**Task requirements:**
Your task is to repeat the lines below exactly, excluding any pictures they contain.

--- Task data ---

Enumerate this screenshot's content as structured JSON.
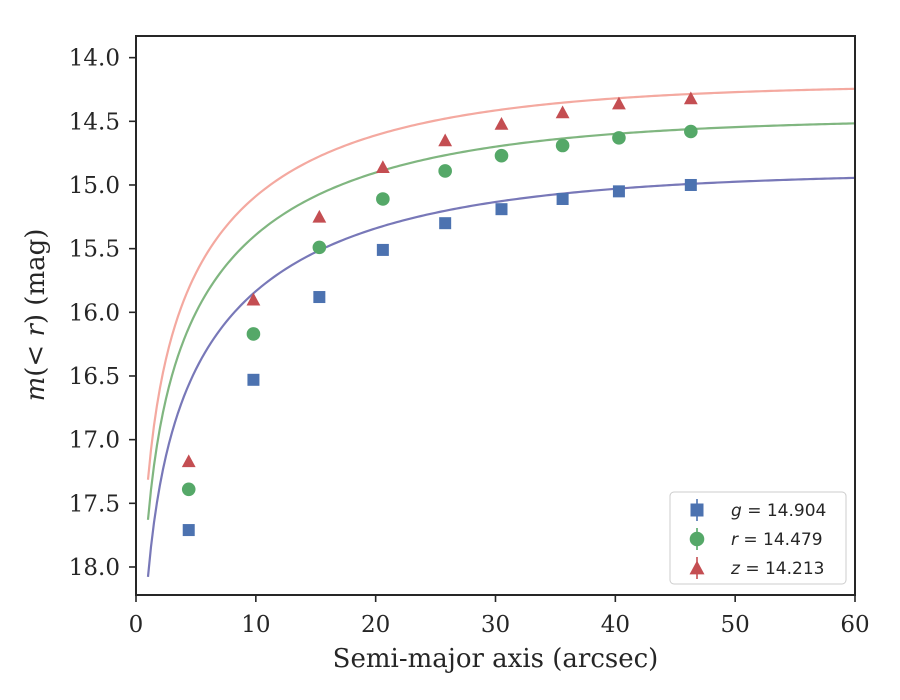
{
  "chart_data": {
    "type": "scatter",
    "title": "",
    "xlabel": "Semi-major axis (arcsec)",
    "ylabel": "m(< r) (mag)",
    "xlim": [
      0,
      60
    ],
    "ylim": [
      18.22,
      13.83
    ],
    "y_inverted": true,
    "xticks": [
      0,
      10,
      20,
      30,
      40,
      50,
      60
    ],
    "yticks": [
      14.0,
      14.5,
      15.0,
      15.5,
      16.0,
      16.5,
      17.0,
      17.5,
      18.0
    ],
    "x": [
      4.4,
      9.8,
      15.3,
      20.6,
      25.8,
      30.5,
      35.6,
      40.3,
      46.3
    ],
    "series": [
      {
        "name": "g",
        "legend_label": "g = 14.904",
        "marker": "square",
        "color": "#4c72b0",
        "fit_color": "#7878b8",
        "values": [
          17.71,
          16.53,
          15.88,
          15.51,
          15.3,
          15.19,
          15.11,
          15.05,
          15.0
        ],
        "fit": {
          "asymptote": 14.904,
          "scale": 18.1
        }
      },
      {
        "name": "r",
        "legend_label": "r = 14.479",
        "marker": "circle",
        "color": "#55a868",
        "fit_color": "#80b680",
        "values": [
          17.39,
          16.17,
          15.49,
          15.11,
          14.89,
          14.77,
          14.69,
          14.63,
          14.58
        ],
        "fit": {
          "asymptote": 14.479,
          "scale": 17.7
        }
      },
      {
        "name": "z",
        "legend_label": "z = 14.213",
        "marker": "triangle",
        "color": "#c44e52",
        "fit_color": "#f4a9a0",
        "values": [
          17.17,
          15.9,
          15.25,
          14.86,
          14.65,
          14.52,
          14.43,
          14.36,
          14.32
        ],
        "fit": {
          "asymptote": 14.213,
          "scale": 16.9
        }
      }
    ],
    "legend": {
      "position": "lower-right",
      "entries": [
        "g = 14.904",
        "r = 14.479",
        "z = 14.213"
      ]
    }
  }
}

---

**Output for this task:**
Enumerate this screenshot's content as structured JSON.
{
  "chart_data": {
    "type": "scatter",
    "title": "",
    "xlabel": "Semi-major axis (arcsec)",
    "ylabel": "m(< r) (mag)",
    "xlim": [
      0,
      60
    ],
    "ylim": [
      18.22,
      13.83
    ],
    "y_inverted": true,
    "xticks": [
      0,
      10,
      20,
      30,
      40,
      50,
      60
    ],
    "yticks": [
      14.0,
      14.5,
      15.0,
      15.5,
      16.0,
      16.5,
      17.0,
      17.5,
      18.0
    ],
    "x": [
      4.4,
      9.8,
      15.3,
      20.6,
      25.8,
      30.5,
      35.6,
      40.3,
      46.3
    ],
    "series": [
      {
        "name": "g",
        "legend_label": "g = 14.904",
        "marker": "square",
        "color": "#4c72b0",
        "fit_color": "#7878b8",
        "values": [
          17.71,
          16.53,
          15.88,
          15.51,
          15.3,
          15.19,
          15.11,
          15.05,
          15.0
        ],
        "fit": {
          "asymptote": 14.904,
          "scale": 18.1
        }
      },
      {
        "name": "r",
        "legend_label": "r = 14.479",
        "marker": "circle",
        "color": "#55a868",
        "fit_color": "#80b680",
        "values": [
          17.39,
          16.17,
          15.49,
          15.11,
          14.89,
          14.77,
          14.69,
          14.63,
          14.58
        ],
        "fit": {
          "asymptote": 14.479,
          "scale": 17.7
        }
      },
      {
        "name": "z",
        "legend_label": "z = 14.213",
        "marker": "triangle",
        "color": "#c44e52",
        "fit_color": "#f4a9a0",
        "values": [
          17.17,
          15.9,
          15.25,
          14.86,
          14.65,
          14.52,
          14.43,
          14.36,
          14.32
        ],
        "fit": {
          "asymptote": 14.213,
          "scale": 16.9
        }
      }
    ],
    "legend": {
      "position": "lower-right",
      "entries": [
        "g = 14.904",
        "r = 14.479",
        "z = 14.213"
      ]
    }
  }
}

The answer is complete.